**WHAT YOU SHOULD DO:** Transcribe each record exactly. Include every one.

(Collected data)
►
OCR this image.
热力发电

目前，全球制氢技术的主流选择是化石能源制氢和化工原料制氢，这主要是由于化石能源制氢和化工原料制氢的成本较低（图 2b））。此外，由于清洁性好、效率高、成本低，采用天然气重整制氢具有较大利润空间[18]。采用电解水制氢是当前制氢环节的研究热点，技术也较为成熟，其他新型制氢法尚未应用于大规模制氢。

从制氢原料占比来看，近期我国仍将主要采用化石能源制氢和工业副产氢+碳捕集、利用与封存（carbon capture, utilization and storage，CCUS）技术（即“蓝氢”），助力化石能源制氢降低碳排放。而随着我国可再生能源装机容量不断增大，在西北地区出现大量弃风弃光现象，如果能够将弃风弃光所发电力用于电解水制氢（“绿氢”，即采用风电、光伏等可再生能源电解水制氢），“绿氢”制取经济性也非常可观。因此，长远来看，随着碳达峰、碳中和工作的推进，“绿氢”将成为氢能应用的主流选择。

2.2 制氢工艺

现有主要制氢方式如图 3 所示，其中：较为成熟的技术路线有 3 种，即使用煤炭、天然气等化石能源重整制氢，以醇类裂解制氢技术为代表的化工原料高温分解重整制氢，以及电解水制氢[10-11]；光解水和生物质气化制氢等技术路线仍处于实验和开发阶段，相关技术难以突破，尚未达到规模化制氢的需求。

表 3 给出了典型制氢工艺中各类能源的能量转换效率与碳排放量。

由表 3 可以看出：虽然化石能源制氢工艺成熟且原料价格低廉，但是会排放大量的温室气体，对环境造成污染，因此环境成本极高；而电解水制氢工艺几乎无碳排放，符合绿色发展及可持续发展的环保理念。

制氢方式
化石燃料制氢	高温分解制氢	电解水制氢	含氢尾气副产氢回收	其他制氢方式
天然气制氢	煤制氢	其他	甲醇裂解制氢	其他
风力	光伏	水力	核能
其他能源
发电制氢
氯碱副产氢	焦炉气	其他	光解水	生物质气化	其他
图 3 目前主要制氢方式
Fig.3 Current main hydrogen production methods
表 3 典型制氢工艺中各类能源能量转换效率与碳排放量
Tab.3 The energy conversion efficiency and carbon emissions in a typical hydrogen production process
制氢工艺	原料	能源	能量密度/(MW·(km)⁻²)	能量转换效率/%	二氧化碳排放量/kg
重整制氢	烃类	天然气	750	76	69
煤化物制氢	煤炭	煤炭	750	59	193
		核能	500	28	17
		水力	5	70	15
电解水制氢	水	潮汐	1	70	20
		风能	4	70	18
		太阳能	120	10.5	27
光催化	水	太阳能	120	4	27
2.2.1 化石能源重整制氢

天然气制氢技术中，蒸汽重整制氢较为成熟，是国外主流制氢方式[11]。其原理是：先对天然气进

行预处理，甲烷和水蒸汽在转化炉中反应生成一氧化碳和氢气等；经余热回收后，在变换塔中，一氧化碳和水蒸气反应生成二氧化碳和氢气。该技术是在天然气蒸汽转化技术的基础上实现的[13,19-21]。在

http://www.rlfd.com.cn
◄
**ANSWER:**
OCR this image.
热力发电

目前，全球制氢技术的主流选择是化石能源制氢和化工原料制氢，这主要是由于化石能源制氢和化工原料制氢的成本较低（图 2b））。此外，由于清洁性好、效率高、成本低，采用天然气重整制氢具有较大利润空间[18]。采用电解水制氢是当前制氢环节的研究热点，技术也较为成熟，其他新型制氢法尚未应用于大规模制氢。

从制氢原料占比来看，近期我国仍将主要采用化石能源制氢和工业副产氢+碳捕集、利用与封存（carbon capture, utilization and storage，CCUS）技术（即“蓝氢”），助力化石能源制氢降低碳排放。而随着我国可再生能源装机容量不断增大，在西北地区出现大量弃风弃光现象，如果能够将弃风弃光所发电力用于电解水制氢（“绿氢”，即采用风电、光伏等可再生能源电解水制氢），“绿氢”制取经济性也非常可观。因此，长远来看，随着碳达峰、碳中和工作的推进，“绿氢”将成为氢能应用的主流选择。

2.2 制氢工艺

现有主要制氢方式如图 3 所示，其中：较为成熟的技术路线有 3 种，即使用煤炭、天然气等化石能源重整制氢，以醇类裂解制氢技术为代表的化工原料高温分解重整制氢，以及电解水制氢[10-11]；光解水和生物质气化制氢等技术路线仍处于实验和开发阶段，相关技术难以突破，尚未达到规模化制氢的需求。

表 3 给出了典型制氢工艺中各类能源的能量转换效率与碳排放量。

由表 3 可以看出：虽然化石能源制氢工艺成熟且原料价格低廉，但是会排放大量的温室气体，对环境造成污染，因此环境成本极高；而电解水制氢工艺几乎无碳排放，符合绿色发展及可持续发展的环保理念。

制氢方式
化石燃料制氢	高温分解制氢	电解水制氢	含氢尾气副产氢回收	其他制氢方式
天然气制氢	煤制氢	其他	甲醇裂解制氢	其他
风力	光伏	水力	核能
其他能源
发电制氢
氯碱副产氢	焦炉气	其他	光解水	生物质气化	其他
图 3 目前主要制氢方式
Fig.3 Current main hydrogen production methods
表 3 典型制氢工艺中各类能源能量转换效率与碳排放量
Tab.3 The energy conversion efficiency and carbon emissions in a typical hydrogen production process
制氢工艺	原料	能源	能量密度/(MW·(km)⁻²)	能量转换效率/%	二氧化碳排放量/kg
重整制氢	烃类	天然气	750	76	69
煤化物制氢	煤炭	煤炭	750	59	193
		核能	500	28	17
		水力	5	70	15
电解水制氢	水	潮汐	1	70	20
		风能	4	70	18
		太阳能	120	10.5	27
光催化	水	太阳能	120	4	27
2.2.1 化石能源重整制氢

天然气制氢技术中，蒸汽重整制氢较为成熟，是国外主流制氢方式[11]。其原理是：先对天然气进

行预处理，甲烷和水蒸汽在转化炉中反应生成一氧化碳和氢气等；经余热回收后，在变换塔中，一氧化碳和水蒸气反应生成二氧化碳和氢气。该技术是在天然气蒸汽转化技术的基础上实现的[13,19-21]。在

http://www.rlfd.com.cn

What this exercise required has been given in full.